Problem details
Copy each line containing the word "structured" from the records that follow, please.

Extracted material
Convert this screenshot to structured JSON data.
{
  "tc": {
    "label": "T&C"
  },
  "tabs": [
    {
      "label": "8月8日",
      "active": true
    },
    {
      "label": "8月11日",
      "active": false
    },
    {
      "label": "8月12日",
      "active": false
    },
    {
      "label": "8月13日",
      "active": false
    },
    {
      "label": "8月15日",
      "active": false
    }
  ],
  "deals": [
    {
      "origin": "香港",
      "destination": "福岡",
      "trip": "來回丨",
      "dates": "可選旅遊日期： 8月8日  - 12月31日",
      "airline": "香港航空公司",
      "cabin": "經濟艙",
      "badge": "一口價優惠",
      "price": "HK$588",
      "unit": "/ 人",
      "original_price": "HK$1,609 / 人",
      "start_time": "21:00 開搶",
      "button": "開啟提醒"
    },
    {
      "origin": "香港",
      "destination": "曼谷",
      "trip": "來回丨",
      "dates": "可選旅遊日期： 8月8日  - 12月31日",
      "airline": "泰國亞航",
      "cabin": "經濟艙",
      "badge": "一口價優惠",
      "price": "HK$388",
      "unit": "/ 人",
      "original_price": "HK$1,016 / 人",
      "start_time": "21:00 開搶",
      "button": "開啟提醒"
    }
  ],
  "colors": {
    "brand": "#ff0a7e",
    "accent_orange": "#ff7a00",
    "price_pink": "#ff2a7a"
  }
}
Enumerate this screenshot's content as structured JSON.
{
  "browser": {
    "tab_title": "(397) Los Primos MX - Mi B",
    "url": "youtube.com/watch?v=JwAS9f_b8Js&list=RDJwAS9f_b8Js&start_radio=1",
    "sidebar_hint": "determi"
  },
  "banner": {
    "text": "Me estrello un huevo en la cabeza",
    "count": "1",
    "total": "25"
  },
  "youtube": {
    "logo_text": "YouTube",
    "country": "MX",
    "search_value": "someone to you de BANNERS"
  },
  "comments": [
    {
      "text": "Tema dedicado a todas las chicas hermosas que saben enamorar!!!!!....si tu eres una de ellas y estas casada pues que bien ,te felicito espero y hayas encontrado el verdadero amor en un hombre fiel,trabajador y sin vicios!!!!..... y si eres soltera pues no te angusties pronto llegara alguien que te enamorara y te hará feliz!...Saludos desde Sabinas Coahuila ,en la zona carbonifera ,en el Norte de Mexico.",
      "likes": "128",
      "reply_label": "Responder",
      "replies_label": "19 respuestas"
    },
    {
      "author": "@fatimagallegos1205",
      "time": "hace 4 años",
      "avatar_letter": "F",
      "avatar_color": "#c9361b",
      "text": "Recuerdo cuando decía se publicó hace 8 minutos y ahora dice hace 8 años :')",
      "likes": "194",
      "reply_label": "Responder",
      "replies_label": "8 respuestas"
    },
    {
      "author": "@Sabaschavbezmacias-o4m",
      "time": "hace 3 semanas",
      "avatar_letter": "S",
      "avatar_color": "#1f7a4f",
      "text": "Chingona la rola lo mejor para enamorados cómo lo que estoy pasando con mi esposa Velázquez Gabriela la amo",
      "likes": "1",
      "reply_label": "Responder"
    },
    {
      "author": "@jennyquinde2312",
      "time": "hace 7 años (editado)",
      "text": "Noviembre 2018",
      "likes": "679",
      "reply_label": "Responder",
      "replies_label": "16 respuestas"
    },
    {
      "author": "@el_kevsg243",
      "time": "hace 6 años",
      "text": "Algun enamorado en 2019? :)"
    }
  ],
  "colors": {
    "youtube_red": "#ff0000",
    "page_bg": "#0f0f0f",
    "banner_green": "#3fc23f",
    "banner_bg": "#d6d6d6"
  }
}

Reply
Convert this screenshot to structured JSON data.
Enumerate this screenshot's content as structured JSON.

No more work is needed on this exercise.